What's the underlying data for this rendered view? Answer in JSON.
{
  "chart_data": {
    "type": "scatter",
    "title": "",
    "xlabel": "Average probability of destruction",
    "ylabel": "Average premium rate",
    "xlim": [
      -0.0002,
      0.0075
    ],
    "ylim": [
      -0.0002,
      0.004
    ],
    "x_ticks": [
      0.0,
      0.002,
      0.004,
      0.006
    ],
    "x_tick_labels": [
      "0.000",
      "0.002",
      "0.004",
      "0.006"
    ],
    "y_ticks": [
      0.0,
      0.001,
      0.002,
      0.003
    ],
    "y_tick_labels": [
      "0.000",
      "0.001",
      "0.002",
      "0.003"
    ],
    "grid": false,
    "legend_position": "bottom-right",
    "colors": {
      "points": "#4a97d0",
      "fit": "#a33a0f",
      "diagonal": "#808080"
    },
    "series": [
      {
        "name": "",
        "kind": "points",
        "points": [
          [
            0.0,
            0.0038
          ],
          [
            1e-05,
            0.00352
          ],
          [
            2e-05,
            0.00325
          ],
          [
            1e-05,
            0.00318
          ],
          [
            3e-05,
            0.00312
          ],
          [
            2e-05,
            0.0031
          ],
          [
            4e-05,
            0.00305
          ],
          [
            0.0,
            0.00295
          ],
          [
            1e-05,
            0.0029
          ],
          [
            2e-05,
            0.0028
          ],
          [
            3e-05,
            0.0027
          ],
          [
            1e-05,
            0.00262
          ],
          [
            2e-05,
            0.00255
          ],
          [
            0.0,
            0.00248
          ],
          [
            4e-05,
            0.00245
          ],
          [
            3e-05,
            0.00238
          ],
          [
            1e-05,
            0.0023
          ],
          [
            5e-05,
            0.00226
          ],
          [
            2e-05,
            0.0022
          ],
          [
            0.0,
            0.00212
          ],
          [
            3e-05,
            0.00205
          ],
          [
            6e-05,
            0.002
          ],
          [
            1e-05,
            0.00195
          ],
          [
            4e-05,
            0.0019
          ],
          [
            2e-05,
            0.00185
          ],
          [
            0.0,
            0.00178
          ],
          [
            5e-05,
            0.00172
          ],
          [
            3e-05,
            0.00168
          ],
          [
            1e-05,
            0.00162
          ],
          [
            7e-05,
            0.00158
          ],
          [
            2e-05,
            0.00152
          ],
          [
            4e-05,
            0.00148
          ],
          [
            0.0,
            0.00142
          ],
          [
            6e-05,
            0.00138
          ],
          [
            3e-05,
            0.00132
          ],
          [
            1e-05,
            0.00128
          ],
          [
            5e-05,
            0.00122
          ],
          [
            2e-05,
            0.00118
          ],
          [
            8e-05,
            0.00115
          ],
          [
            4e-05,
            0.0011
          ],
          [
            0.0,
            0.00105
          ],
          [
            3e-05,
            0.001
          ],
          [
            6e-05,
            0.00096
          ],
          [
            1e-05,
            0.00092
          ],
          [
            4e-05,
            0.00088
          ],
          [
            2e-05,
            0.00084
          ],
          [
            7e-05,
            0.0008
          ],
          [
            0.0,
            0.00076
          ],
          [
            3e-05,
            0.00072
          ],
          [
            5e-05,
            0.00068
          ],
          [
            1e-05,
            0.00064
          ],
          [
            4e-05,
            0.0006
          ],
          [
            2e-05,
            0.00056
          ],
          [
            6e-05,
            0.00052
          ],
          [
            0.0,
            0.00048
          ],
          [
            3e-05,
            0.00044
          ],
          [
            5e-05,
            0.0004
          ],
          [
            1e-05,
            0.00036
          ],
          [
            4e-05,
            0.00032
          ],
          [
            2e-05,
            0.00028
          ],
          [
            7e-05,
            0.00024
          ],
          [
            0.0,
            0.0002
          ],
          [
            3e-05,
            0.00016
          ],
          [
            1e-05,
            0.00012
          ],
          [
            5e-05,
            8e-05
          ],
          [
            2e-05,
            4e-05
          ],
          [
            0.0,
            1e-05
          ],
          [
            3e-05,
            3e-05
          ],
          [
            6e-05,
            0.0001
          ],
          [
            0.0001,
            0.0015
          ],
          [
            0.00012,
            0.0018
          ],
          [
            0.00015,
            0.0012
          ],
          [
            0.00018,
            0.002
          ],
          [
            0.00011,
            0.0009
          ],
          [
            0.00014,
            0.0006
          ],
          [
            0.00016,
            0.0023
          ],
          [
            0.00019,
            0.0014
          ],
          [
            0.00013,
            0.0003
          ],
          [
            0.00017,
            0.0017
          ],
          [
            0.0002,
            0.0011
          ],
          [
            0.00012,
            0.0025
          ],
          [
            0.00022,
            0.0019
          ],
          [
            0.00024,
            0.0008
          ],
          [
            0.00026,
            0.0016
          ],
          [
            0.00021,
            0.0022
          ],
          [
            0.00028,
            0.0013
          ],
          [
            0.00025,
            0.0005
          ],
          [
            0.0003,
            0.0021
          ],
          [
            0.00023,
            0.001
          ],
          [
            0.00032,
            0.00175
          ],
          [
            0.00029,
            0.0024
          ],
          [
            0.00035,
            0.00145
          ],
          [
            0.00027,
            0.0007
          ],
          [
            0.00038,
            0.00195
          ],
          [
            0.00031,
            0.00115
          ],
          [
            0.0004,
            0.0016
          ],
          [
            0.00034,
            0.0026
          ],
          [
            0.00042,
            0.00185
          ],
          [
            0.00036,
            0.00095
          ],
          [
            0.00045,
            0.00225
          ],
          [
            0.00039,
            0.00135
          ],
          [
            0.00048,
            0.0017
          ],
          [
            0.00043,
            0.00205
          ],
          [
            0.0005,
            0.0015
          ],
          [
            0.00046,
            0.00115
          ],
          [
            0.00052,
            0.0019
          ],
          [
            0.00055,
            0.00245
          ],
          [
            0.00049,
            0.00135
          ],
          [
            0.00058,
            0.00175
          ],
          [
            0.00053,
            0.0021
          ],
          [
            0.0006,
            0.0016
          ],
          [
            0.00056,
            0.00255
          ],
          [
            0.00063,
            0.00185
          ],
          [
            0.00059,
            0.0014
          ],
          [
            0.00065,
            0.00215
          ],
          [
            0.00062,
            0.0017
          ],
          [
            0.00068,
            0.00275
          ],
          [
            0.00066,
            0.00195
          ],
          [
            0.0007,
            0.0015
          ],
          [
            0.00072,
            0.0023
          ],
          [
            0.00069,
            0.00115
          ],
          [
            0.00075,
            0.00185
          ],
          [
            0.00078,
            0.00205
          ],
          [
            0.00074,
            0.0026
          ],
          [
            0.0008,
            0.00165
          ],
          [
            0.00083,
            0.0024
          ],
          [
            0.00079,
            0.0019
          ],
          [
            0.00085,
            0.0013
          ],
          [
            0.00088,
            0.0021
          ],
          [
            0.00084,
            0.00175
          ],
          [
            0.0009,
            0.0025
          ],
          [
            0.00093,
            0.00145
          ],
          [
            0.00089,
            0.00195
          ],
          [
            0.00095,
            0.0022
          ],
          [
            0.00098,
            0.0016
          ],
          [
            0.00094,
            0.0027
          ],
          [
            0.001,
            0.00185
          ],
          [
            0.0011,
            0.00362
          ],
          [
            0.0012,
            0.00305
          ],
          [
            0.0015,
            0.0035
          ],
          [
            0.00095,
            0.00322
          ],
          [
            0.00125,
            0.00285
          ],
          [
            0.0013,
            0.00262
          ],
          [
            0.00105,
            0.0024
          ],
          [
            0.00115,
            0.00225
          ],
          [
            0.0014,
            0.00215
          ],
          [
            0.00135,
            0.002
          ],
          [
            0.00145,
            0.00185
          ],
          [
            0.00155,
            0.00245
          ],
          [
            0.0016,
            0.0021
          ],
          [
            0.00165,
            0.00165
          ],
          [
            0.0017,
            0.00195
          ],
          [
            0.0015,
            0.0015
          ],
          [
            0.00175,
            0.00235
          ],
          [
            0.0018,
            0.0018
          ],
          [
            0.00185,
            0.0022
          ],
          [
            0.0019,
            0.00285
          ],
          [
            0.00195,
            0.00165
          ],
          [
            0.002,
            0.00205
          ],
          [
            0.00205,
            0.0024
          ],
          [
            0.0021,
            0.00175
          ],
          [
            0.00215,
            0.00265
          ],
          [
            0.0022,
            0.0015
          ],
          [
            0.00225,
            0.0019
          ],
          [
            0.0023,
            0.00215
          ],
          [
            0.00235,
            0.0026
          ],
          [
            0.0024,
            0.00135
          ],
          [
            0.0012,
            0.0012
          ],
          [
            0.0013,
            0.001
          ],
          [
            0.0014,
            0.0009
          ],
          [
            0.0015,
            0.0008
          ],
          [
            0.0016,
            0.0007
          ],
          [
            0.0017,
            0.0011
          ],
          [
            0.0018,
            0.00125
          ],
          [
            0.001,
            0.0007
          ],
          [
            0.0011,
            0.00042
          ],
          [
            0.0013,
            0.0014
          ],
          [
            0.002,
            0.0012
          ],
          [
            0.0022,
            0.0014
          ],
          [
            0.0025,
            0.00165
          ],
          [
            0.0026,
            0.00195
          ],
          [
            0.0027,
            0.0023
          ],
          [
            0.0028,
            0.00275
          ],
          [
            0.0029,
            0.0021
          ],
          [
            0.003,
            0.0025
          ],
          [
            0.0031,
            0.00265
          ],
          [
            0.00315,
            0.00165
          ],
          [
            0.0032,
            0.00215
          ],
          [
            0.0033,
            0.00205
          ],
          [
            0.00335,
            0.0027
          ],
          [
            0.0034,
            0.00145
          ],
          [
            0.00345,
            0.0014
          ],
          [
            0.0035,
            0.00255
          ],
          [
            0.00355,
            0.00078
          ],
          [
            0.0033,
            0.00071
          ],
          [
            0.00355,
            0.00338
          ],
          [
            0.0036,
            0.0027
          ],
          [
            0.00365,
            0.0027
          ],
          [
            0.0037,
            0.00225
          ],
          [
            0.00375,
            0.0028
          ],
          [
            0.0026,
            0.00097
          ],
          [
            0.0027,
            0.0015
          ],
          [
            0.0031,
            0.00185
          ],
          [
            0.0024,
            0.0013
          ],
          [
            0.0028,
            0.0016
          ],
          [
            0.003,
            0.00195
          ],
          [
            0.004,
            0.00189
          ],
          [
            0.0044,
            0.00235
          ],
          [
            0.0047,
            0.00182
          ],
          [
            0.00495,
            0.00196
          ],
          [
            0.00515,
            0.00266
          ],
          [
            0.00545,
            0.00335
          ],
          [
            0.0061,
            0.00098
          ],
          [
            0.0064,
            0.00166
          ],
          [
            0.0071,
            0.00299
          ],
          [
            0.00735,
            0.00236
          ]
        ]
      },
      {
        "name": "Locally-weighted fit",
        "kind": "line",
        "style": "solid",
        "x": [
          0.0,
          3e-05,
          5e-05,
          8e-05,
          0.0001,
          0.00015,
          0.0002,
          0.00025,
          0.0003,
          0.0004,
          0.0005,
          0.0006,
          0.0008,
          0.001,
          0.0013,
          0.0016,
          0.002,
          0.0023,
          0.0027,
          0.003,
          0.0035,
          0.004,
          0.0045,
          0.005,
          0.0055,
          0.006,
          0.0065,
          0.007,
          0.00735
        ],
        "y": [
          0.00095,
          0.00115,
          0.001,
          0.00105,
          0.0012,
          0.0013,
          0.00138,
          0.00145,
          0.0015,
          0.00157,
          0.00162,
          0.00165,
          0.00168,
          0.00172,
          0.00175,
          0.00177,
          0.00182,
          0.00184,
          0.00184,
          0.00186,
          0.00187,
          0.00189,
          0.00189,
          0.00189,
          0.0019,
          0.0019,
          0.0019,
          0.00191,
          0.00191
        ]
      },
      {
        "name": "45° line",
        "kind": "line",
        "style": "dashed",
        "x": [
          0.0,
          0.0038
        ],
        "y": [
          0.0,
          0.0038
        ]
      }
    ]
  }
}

* **Prompt**:
Lines that include the word "name" — how many are there in the data? Answer with the number alone.

* **Response to the task**:
3